+++ Task data

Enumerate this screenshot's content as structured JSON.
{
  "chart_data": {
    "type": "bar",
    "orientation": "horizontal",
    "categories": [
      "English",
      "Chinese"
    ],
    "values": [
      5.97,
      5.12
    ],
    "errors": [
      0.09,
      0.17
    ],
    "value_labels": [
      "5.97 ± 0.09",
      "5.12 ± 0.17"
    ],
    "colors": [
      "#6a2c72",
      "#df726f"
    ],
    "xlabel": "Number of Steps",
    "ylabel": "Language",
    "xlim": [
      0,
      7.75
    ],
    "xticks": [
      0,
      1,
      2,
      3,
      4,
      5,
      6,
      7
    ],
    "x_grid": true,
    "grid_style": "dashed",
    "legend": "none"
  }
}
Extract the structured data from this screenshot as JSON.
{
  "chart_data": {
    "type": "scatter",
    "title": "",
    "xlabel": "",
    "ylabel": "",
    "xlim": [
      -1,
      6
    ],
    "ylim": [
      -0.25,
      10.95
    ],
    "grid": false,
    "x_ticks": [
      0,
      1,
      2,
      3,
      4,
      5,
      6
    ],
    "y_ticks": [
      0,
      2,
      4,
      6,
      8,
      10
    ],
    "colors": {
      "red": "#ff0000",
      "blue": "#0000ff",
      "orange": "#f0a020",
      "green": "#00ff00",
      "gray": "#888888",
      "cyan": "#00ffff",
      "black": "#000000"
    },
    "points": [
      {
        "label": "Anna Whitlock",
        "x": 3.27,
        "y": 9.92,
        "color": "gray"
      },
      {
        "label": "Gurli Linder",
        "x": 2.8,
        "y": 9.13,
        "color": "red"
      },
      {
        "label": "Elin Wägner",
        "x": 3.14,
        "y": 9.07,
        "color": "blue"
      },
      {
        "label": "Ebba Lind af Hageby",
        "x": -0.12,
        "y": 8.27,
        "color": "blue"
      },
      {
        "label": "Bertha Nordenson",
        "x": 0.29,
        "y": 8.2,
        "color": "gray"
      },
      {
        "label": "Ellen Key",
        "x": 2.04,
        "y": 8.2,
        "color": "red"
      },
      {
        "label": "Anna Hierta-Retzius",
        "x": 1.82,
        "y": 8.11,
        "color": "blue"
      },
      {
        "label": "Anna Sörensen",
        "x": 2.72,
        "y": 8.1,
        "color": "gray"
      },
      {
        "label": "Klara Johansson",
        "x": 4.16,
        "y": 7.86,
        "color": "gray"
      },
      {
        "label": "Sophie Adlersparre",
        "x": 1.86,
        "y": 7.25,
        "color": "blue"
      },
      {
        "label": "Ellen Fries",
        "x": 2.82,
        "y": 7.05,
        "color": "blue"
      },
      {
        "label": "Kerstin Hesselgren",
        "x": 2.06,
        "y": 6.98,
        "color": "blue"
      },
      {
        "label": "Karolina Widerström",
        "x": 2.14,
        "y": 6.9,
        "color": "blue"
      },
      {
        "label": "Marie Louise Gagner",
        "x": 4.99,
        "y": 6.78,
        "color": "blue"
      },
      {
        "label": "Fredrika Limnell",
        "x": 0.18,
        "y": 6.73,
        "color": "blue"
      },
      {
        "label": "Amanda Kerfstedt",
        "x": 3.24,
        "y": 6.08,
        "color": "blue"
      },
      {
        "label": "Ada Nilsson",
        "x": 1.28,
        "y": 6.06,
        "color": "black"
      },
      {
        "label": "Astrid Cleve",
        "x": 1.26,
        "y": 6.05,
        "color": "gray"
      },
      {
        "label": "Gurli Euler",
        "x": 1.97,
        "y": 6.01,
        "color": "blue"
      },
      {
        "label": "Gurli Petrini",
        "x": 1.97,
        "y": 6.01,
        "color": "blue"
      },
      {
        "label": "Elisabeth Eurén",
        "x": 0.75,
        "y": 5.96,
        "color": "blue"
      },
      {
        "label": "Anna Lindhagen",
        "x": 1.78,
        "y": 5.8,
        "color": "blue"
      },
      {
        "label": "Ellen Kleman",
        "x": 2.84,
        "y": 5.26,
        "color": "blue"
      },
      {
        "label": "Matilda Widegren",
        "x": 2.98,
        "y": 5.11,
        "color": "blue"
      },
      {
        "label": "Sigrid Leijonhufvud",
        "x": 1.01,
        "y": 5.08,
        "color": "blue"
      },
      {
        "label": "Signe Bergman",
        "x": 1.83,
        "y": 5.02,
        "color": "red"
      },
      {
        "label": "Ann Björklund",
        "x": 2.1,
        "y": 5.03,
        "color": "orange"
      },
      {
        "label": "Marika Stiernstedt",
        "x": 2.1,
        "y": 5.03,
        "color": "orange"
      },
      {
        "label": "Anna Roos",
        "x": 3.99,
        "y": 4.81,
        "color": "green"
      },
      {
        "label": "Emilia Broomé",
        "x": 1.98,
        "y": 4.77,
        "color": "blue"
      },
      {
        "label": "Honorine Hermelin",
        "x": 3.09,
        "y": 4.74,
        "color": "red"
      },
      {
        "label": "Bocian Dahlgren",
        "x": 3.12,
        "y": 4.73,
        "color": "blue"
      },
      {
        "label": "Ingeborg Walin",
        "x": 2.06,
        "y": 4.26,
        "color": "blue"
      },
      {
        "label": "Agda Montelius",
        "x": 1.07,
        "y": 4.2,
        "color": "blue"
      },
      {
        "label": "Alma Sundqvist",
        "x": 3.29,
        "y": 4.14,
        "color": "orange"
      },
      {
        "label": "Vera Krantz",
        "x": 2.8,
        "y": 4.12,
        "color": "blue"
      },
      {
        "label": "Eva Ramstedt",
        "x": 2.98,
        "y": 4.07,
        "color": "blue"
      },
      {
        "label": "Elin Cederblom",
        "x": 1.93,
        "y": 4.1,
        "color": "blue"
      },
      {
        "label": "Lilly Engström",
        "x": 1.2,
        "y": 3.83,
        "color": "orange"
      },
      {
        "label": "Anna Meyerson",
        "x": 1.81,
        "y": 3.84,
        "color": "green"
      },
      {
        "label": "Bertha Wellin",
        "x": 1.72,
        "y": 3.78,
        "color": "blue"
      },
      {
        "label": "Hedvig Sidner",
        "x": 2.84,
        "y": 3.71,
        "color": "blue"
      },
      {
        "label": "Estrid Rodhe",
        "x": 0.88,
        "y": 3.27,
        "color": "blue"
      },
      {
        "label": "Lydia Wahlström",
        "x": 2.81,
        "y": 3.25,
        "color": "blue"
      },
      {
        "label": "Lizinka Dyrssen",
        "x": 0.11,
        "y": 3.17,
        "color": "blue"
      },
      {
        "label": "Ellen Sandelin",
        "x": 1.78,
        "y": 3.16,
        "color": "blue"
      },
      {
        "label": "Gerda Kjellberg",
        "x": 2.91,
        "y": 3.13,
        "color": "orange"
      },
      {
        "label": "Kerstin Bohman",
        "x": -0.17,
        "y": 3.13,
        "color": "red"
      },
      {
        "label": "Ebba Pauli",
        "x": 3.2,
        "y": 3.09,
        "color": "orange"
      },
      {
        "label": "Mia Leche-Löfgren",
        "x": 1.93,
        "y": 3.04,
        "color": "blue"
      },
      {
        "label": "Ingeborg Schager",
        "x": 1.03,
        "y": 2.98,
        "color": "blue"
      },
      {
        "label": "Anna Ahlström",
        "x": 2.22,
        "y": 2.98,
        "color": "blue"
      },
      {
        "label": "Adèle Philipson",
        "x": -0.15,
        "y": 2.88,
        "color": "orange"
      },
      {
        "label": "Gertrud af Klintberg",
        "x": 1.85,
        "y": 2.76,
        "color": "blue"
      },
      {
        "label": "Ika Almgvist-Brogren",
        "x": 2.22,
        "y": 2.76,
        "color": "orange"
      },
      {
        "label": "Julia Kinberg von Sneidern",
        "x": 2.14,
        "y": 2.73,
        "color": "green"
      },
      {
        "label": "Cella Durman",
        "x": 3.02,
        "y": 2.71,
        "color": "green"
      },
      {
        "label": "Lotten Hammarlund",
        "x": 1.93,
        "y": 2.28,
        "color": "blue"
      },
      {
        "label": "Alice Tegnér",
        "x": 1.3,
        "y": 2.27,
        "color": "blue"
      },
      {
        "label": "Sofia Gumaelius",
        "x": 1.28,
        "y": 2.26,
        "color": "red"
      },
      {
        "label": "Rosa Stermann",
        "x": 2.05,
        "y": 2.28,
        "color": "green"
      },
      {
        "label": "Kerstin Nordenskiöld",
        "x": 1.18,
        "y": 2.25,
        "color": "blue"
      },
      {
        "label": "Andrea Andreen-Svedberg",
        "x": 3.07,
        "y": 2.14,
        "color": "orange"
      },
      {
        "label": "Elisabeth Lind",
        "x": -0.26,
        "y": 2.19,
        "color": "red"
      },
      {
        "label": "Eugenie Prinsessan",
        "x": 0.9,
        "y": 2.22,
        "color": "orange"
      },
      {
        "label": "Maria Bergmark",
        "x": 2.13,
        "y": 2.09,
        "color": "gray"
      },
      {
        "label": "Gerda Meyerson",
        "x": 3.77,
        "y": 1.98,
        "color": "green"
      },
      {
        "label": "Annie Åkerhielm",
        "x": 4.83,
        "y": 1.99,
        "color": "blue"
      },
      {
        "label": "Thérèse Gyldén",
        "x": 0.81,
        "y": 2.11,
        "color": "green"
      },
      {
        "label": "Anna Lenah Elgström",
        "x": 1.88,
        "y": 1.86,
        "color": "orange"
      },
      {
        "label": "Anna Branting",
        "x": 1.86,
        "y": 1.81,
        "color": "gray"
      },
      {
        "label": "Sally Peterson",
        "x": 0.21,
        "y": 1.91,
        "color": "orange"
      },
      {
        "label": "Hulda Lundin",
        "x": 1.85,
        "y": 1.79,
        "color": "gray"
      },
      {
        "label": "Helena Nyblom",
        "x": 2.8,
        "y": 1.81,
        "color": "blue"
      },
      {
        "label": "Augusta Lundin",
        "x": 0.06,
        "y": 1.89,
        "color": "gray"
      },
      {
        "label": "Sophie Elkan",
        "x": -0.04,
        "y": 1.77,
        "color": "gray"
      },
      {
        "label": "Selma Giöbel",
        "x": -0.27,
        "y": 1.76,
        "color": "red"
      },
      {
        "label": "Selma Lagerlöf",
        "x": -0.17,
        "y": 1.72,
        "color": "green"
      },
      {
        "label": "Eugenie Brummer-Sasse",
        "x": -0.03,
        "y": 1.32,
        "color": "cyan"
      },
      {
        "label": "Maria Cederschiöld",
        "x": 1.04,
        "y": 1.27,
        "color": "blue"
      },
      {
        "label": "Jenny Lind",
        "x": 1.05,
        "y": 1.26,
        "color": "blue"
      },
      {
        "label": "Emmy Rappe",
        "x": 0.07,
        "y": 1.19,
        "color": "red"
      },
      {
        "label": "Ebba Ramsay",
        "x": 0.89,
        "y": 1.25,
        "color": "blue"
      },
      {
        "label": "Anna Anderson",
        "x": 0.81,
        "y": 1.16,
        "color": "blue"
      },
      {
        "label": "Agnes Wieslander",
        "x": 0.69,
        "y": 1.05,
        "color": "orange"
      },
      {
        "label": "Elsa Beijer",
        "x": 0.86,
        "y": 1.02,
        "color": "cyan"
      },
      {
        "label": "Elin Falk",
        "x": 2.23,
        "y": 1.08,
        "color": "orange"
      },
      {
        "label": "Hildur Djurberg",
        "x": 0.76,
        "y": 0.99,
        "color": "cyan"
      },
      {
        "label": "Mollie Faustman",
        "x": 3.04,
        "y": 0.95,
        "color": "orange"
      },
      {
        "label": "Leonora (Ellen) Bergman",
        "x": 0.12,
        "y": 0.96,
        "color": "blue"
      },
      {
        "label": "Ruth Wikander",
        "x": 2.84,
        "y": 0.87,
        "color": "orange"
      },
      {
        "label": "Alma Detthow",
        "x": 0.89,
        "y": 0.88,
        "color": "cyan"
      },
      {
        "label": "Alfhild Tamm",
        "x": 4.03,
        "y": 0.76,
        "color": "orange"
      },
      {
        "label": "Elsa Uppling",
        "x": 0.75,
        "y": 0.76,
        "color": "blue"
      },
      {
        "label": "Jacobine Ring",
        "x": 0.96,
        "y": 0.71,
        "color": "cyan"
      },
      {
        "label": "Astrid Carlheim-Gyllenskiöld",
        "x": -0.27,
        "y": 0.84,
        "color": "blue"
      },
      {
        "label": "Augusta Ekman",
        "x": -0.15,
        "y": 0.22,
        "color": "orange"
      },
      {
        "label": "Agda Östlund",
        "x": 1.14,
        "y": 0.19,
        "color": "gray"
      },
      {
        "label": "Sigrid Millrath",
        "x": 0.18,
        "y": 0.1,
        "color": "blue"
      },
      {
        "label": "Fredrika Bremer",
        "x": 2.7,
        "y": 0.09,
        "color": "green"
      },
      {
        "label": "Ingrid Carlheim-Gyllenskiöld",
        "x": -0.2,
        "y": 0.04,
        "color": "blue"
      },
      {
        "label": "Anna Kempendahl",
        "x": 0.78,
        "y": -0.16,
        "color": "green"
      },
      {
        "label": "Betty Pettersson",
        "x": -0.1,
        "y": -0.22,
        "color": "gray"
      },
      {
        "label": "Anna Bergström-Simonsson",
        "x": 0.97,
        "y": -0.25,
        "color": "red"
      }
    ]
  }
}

++++++

Task directions —
Exactly how many lines of the material contain the word "Sophie"? Write the number alone.

Written answer —
2